▶ _WHAT YOU NEED TO DO_
Repeat the whole listing word for word, skipping pictures.

▶ _RAW DATA_
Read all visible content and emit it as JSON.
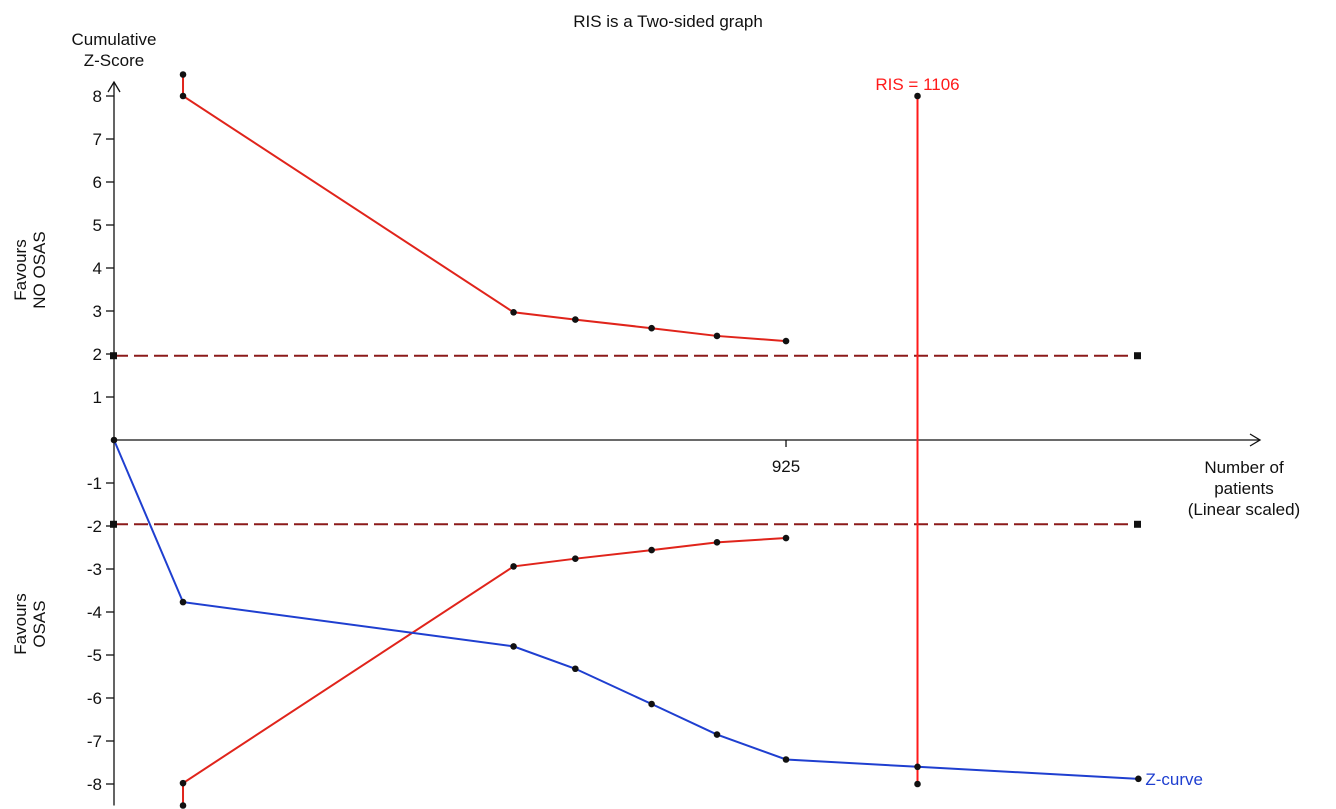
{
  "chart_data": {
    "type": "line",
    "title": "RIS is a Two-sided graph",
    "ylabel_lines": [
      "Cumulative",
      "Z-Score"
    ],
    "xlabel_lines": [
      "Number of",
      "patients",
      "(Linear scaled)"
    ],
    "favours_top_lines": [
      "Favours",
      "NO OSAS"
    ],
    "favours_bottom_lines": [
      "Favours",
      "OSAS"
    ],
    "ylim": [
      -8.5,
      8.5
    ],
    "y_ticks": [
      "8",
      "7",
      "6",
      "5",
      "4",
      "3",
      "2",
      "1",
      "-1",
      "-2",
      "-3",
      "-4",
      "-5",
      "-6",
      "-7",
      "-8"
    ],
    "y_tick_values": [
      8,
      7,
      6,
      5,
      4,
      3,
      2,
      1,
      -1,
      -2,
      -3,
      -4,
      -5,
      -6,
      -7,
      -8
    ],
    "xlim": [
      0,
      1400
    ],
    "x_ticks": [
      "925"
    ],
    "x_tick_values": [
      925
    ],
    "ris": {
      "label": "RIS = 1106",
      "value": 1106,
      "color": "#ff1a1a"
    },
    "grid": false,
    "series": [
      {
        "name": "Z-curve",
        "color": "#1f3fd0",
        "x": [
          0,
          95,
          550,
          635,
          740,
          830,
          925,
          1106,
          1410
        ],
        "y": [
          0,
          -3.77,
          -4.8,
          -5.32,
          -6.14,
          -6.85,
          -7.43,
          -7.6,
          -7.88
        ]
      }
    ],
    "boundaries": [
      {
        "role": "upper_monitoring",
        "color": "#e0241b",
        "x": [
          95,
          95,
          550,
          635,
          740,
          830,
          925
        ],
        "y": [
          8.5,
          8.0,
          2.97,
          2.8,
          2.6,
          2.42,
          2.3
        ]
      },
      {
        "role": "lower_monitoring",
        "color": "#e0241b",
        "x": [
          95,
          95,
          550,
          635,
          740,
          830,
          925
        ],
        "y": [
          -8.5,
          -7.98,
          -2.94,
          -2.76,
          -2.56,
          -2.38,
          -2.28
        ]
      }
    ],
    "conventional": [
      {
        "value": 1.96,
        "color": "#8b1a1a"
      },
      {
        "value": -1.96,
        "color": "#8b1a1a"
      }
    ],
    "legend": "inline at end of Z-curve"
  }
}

▶ _SOLUTION TO THIS PROBLEM_
Read all visible content and emit it as JSON.
{
  "chart_data": {
    "type": "line",
    "title": "RIS is a Two-sided graph",
    "ylabel_lines": [
      "Cumulative",
      "Z-Score"
    ],
    "xlabel_lines": [
      "Number of",
      "patients",
      "(Linear scaled)"
    ],
    "favours_top_lines": [
      "Favours",
      "NO OSAS"
    ],
    "favours_bottom_lines": [
      "Favours",
      "OSAS"
    ],
    "ylim": [
      -8.5,
      8.5
    ],
    "y_ticks": [
      "8",
      "7",
      "6",
      "5",
      "4",
      "3",
      "2",
      "1",
      "-1",
      "-2",
      "-3",
      "-4",
      "-5",
      "-6",
      "-7",
      "-8"
    ],
    "y_tick_values": [
      8,
      7,
      6,
      5,
      4,
      3,
      2,
      1,
      -1,
      -2,
      -3,
      -4,
      -5,
      -6,
      -7,
      -8
    ],
    "xlim": [
      0,
      1400
    ],
    "x_ticks": [
      "925"
    ],
    "x_tick_values": [
      925
    ],
    "ris": {
      "label": "RIS = 1106",
      "value": 1106,
      "color": "#ff1a1a"
    },
    "grid": false,
    "series": [
      {
        "name": "Z-curve",
        "color": "#1f3fd0",
        "x": [
          0,
          95,
          550,
          635,
          740,
          830,
          925,
          1106,
          1410
        ],
        "y": [
          0,
          -3.77,
          -4.8,
          -5.32,
          -6.14,
          -6.85,
          -7.43,
          -7.6,
          -7.88
        ]
      }
    ],
    "boundaries": [
      {
        "role": "upper_monitoring",
        "color": "#e0241b",
        "x": [
          95,
          95,
          550,
          635,
          740,
          830,
          925
        ],
        "y": [
          8.5,
          8.0,
          2.97,
          2.8,
          2.6,
          2.42,
          2.3
        ]
      },
      {
        "role": "lower_monitoring",
        "color": "#e0241b",
        "x": [
          95,
          95,
          550,
          635,
          740,
          830,
          925
        ],
        "y": [
          -8.5,
          -7.98,
          -2.94,
          -2.76,
          -2.56,
          -2.38,
          -2.28
        ]
      }
    ],
    "conventional": [
      {
        "value": 1.96,
        "color": "#8b1a1a"
      },
      {
        "value": -1.96,
        "color": "#8b1a1a"
      }
    ],
    "legend": "inline at end of Z-curve"
  }
}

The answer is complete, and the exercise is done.